-------- INPUT FOR THIS TASK --------

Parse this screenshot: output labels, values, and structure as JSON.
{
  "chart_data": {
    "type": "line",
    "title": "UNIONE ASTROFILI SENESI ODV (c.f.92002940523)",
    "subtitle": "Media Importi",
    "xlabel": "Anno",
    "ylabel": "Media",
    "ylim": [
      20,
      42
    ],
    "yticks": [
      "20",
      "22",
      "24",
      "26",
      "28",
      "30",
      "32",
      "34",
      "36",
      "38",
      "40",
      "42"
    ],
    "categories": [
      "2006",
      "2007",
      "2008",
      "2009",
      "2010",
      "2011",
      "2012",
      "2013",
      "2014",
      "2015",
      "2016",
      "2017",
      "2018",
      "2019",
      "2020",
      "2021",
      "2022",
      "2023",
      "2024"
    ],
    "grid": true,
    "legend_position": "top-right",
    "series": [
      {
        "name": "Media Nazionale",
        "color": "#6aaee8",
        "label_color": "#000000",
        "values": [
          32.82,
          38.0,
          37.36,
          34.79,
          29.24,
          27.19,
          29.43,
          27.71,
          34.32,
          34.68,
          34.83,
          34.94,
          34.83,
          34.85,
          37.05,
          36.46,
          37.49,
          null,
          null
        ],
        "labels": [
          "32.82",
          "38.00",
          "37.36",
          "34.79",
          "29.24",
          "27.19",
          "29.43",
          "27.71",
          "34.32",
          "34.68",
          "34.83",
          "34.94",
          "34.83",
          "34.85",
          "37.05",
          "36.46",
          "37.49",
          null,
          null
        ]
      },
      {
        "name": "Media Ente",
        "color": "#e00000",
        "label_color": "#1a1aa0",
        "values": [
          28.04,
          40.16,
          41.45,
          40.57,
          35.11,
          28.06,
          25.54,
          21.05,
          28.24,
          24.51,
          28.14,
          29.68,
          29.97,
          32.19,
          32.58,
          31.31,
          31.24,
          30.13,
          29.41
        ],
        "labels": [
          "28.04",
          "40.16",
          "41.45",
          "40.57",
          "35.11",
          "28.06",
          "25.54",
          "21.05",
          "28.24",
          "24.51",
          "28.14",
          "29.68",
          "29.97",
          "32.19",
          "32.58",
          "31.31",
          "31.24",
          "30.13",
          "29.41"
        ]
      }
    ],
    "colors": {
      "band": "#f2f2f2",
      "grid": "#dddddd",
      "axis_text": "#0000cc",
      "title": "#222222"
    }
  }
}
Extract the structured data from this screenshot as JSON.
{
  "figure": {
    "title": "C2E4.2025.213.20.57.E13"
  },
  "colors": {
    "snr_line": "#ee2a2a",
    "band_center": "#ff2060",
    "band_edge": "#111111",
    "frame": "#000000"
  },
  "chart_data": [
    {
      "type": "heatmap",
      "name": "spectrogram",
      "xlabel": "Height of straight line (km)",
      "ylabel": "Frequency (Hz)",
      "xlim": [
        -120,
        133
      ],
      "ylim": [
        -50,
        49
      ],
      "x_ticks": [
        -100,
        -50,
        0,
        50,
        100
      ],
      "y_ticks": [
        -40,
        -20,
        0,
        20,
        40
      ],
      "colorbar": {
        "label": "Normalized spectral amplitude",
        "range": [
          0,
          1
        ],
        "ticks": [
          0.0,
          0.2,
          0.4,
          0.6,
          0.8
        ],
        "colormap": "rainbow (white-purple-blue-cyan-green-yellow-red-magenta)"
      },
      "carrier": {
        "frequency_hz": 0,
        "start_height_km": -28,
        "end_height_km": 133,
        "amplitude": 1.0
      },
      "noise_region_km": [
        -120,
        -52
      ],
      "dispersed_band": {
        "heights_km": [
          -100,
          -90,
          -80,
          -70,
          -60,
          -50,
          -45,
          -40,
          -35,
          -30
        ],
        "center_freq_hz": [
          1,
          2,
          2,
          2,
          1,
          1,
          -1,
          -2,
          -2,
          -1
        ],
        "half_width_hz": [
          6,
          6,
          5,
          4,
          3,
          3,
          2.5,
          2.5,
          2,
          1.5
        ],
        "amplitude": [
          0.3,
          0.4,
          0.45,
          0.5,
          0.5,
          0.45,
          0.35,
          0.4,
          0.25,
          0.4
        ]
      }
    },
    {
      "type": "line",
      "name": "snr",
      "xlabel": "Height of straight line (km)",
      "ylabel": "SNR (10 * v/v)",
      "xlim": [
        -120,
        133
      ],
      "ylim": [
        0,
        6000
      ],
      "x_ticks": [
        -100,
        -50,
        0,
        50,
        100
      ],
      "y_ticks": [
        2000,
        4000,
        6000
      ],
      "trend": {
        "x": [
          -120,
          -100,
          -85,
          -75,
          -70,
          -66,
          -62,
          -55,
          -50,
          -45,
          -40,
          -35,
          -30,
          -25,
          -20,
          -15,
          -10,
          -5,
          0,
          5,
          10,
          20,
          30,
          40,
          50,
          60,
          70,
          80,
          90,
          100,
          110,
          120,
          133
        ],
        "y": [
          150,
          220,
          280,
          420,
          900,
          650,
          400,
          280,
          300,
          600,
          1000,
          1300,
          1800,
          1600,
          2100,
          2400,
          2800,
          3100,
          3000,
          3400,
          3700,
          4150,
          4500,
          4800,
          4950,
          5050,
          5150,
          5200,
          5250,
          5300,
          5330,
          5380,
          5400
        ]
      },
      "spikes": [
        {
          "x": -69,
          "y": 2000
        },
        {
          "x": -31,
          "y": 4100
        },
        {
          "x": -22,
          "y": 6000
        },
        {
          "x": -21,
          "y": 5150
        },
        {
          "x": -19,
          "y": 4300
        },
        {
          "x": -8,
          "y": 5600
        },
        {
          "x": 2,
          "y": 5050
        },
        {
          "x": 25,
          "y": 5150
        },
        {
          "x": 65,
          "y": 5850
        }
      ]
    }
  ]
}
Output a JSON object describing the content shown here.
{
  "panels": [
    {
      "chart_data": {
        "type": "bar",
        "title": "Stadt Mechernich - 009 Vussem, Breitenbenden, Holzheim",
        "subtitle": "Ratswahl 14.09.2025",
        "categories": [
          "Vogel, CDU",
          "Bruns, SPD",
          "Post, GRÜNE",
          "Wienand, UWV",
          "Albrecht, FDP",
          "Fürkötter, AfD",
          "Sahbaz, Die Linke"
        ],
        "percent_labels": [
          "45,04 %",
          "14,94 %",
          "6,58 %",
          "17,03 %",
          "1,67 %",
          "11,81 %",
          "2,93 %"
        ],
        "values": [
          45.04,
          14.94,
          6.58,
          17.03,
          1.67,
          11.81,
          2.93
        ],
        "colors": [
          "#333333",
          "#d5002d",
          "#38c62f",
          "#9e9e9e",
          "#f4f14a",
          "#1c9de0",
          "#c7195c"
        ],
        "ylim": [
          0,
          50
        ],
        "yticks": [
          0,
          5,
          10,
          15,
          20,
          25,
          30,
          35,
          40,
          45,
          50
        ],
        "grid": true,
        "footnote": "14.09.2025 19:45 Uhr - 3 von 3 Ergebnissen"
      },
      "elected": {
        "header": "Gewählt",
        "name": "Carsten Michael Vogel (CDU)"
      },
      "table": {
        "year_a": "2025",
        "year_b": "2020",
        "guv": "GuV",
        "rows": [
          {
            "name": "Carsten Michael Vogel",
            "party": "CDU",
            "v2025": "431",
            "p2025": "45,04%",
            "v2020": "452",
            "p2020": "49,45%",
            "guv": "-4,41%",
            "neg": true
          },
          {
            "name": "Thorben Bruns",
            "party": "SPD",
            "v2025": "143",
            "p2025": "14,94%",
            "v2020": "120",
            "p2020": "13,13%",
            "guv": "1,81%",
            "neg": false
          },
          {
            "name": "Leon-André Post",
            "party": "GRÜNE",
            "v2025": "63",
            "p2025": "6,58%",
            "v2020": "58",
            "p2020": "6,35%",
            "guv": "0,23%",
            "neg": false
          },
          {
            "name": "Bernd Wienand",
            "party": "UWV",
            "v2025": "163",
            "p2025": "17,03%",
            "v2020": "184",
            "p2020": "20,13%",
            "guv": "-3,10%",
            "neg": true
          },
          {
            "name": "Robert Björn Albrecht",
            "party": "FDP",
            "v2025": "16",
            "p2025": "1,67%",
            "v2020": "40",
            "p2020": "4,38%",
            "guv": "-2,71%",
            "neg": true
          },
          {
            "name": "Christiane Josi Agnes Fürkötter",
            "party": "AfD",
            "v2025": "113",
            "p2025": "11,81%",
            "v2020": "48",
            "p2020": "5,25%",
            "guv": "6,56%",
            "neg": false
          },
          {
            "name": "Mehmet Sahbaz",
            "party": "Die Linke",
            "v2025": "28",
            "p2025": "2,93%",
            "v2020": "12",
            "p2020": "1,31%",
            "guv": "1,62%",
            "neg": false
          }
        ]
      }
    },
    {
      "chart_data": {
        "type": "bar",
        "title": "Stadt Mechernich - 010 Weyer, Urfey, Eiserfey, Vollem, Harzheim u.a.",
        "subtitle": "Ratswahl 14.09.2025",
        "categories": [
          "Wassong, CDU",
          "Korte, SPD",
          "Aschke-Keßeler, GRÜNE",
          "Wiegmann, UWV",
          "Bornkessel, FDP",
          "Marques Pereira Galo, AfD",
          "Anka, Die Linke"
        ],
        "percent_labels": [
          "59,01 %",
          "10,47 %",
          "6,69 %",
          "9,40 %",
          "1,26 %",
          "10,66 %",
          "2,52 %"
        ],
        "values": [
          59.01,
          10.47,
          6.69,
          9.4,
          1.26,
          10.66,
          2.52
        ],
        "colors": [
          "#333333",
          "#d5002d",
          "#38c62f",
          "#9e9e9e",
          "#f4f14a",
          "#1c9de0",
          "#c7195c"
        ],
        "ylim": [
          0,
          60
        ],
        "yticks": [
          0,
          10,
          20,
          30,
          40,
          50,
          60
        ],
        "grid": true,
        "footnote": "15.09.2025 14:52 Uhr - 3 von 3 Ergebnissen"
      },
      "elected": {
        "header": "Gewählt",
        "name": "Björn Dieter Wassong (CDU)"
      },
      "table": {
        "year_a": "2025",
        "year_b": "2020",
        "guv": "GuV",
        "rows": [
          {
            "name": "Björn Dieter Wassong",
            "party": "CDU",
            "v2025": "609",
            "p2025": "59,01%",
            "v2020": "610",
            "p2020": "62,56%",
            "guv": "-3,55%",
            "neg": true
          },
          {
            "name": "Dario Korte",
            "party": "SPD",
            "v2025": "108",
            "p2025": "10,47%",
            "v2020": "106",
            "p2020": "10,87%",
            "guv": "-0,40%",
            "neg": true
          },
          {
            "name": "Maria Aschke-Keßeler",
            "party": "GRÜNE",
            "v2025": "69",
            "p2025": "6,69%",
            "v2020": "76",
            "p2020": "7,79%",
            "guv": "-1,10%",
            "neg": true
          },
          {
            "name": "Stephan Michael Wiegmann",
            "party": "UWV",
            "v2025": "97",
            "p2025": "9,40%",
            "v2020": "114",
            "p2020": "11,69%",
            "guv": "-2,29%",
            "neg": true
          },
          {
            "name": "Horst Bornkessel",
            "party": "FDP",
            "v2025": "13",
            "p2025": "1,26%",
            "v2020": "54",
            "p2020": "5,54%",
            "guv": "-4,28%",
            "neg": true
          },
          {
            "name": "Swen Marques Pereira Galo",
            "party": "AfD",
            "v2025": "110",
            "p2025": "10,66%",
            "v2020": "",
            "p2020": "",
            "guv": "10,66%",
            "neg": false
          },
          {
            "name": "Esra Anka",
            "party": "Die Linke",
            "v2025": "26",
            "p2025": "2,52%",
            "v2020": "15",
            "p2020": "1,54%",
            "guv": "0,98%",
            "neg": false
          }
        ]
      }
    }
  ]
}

--------

• **WHAT NEEDS TO BE DONE**
How many lines in these entries hold the string "Albrecht"? Answer with the number alone.

• **FULL ANSWER**
2